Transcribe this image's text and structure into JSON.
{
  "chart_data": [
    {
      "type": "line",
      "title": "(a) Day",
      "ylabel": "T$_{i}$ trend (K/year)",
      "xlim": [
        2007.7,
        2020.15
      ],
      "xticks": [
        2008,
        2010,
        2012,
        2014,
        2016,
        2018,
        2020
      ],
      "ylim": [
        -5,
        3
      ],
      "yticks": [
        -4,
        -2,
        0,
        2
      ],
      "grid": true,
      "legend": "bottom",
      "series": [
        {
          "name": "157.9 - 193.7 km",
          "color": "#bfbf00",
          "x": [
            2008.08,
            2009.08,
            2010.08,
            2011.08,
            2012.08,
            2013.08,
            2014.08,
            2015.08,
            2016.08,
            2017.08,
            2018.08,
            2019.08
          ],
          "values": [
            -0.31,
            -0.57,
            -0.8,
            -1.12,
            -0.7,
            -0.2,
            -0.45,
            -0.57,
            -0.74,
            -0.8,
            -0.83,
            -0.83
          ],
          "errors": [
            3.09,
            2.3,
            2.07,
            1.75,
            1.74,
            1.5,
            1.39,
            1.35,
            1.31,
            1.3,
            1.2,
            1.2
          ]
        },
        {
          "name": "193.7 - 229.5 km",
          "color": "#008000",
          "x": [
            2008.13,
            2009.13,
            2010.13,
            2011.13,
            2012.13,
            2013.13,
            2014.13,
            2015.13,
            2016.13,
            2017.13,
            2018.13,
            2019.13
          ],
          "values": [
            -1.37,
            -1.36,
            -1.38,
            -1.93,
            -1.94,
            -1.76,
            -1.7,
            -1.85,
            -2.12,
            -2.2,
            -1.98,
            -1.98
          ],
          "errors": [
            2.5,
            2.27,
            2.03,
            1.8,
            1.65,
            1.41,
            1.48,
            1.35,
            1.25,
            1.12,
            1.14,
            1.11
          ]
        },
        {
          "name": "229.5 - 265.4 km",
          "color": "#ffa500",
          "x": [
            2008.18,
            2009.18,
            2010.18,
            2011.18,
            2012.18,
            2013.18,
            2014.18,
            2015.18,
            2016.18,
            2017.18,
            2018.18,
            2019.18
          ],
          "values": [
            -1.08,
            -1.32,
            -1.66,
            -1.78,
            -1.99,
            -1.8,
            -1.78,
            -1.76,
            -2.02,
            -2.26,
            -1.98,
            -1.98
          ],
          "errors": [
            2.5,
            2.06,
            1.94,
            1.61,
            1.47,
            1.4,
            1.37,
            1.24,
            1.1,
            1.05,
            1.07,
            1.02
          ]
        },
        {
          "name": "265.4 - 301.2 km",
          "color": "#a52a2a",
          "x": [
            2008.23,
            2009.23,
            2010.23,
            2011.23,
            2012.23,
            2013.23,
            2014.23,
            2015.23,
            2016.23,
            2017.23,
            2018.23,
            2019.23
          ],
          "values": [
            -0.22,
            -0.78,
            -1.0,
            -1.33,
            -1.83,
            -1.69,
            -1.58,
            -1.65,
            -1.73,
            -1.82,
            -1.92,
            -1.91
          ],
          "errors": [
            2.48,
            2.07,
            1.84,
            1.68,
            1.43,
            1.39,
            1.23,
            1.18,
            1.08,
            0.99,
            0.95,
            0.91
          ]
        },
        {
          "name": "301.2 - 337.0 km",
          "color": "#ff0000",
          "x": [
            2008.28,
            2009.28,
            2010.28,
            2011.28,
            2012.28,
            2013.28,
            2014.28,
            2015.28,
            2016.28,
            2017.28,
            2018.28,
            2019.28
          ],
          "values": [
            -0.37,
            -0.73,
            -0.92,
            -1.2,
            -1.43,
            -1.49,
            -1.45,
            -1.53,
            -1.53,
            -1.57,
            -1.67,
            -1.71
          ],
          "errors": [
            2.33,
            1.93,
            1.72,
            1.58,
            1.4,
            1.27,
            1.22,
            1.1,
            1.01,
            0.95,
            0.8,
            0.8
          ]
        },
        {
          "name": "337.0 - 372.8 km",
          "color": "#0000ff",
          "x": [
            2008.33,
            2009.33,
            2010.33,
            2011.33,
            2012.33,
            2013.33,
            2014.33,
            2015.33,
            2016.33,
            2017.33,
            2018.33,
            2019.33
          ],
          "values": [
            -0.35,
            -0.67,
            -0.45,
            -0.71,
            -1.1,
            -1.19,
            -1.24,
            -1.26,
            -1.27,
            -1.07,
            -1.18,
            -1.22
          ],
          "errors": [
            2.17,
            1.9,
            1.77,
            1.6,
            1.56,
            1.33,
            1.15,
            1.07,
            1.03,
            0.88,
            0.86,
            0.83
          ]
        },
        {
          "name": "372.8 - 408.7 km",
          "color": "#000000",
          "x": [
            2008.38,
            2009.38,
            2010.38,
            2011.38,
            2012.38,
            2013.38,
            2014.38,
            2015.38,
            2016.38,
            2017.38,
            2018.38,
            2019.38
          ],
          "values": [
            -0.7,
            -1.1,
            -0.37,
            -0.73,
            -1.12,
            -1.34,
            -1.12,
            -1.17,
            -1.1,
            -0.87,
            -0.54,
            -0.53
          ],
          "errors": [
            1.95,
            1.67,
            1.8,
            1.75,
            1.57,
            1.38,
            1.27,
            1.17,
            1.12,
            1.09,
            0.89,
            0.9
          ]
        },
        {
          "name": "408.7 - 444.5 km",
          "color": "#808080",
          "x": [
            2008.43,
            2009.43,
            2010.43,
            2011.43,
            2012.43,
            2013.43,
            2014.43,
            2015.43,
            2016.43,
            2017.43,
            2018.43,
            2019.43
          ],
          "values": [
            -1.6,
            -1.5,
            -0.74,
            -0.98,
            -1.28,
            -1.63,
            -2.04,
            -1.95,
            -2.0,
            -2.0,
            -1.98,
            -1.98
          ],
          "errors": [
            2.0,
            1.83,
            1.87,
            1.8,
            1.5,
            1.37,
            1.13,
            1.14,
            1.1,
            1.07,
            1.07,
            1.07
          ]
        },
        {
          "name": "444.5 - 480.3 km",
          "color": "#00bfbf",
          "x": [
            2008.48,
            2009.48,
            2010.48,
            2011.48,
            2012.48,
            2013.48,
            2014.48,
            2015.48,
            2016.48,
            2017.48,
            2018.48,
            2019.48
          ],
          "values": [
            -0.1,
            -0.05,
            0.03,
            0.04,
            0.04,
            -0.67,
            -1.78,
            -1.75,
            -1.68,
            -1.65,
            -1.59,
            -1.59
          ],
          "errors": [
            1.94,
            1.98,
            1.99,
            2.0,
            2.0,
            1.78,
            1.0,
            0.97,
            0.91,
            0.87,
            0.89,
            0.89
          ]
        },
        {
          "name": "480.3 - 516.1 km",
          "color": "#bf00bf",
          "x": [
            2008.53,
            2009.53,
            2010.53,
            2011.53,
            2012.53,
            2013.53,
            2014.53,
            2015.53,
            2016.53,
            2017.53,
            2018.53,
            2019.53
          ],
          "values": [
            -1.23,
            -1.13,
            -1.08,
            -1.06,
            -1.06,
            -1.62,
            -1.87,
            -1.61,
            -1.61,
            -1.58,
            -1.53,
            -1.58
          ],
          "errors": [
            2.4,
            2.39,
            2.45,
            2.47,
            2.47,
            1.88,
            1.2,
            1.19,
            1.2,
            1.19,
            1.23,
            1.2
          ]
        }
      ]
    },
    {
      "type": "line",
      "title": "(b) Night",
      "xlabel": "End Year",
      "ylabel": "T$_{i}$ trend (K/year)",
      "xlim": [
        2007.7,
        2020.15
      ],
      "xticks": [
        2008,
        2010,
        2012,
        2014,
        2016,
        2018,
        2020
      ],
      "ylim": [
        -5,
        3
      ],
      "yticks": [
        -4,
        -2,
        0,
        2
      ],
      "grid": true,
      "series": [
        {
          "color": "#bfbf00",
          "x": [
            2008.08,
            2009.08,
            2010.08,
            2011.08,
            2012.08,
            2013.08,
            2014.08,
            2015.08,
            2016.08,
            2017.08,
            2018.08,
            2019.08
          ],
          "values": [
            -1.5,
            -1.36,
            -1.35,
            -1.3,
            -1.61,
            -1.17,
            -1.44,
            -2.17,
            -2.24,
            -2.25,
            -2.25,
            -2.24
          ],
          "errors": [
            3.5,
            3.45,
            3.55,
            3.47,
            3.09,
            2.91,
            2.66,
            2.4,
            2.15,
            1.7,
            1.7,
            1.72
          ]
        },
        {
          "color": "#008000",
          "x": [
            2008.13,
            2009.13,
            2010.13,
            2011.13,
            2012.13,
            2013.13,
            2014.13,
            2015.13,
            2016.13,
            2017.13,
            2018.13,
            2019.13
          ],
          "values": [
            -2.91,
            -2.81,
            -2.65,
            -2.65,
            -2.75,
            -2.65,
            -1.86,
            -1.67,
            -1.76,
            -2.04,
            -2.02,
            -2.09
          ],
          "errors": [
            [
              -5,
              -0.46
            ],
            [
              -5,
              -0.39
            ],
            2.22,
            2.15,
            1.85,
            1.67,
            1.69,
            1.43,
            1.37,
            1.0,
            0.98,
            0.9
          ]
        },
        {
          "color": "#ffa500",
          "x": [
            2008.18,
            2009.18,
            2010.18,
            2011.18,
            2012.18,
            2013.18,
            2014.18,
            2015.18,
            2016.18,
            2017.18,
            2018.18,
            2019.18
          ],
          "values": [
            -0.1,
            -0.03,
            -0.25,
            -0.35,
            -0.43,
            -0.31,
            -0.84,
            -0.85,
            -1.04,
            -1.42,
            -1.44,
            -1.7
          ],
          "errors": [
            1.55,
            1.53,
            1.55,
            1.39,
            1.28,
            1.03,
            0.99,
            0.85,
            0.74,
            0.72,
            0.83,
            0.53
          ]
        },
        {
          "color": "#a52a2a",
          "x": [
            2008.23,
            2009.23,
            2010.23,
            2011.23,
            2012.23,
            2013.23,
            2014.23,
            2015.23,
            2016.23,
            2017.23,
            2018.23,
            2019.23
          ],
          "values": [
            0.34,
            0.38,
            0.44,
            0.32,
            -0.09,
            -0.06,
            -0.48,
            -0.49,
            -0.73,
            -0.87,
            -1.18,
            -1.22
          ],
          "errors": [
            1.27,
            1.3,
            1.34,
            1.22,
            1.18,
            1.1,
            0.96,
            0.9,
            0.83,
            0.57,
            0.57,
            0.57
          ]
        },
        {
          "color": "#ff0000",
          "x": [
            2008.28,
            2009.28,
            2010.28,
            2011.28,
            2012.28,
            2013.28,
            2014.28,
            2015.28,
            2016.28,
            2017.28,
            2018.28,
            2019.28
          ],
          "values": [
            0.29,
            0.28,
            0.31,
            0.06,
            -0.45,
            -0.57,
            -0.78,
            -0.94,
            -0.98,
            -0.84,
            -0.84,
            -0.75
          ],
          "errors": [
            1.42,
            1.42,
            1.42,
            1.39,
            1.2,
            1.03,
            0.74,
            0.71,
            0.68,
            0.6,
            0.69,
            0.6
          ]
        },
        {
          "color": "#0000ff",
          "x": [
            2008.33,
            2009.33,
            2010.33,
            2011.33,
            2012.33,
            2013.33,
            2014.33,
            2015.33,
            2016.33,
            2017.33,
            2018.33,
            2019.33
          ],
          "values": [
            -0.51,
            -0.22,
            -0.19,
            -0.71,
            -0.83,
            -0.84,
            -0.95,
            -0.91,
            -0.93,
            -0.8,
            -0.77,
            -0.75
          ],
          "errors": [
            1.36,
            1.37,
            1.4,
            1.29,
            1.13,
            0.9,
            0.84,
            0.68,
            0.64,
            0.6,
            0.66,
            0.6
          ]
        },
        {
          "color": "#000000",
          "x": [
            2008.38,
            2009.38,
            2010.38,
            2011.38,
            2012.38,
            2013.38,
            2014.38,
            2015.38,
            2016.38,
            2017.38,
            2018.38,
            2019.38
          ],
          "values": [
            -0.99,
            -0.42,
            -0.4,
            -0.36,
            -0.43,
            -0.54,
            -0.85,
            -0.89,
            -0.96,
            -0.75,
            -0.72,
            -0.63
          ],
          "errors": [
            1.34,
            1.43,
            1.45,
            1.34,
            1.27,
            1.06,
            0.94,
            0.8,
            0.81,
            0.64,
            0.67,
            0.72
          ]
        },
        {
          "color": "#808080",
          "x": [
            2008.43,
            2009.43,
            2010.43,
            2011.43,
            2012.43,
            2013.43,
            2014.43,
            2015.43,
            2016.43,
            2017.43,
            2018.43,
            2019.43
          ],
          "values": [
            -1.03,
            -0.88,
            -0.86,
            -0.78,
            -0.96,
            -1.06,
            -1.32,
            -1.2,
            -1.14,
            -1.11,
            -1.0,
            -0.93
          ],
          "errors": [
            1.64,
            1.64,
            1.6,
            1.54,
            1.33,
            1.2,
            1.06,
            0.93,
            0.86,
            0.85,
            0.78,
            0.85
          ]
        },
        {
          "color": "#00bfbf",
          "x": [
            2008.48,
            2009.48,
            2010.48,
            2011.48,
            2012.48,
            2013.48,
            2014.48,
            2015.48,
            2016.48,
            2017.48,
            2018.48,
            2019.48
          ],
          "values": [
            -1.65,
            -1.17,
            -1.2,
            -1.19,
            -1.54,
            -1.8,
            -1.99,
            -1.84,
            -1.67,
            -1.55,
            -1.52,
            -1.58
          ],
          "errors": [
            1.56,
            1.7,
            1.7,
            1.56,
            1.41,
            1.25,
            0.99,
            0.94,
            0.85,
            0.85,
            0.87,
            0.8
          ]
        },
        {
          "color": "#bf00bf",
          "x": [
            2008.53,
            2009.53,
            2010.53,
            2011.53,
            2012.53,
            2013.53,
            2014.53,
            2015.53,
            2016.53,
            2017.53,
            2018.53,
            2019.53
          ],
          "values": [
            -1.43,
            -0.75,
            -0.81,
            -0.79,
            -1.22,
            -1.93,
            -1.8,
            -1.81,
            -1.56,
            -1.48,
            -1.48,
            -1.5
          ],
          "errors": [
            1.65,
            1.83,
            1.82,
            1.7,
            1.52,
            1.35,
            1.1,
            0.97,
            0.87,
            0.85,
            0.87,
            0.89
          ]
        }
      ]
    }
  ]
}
###
GIVEN INSTRUCTION: Count how many lines in the data above hold the string "name", and give the number with no other words.

CORRECT ANSWER: 10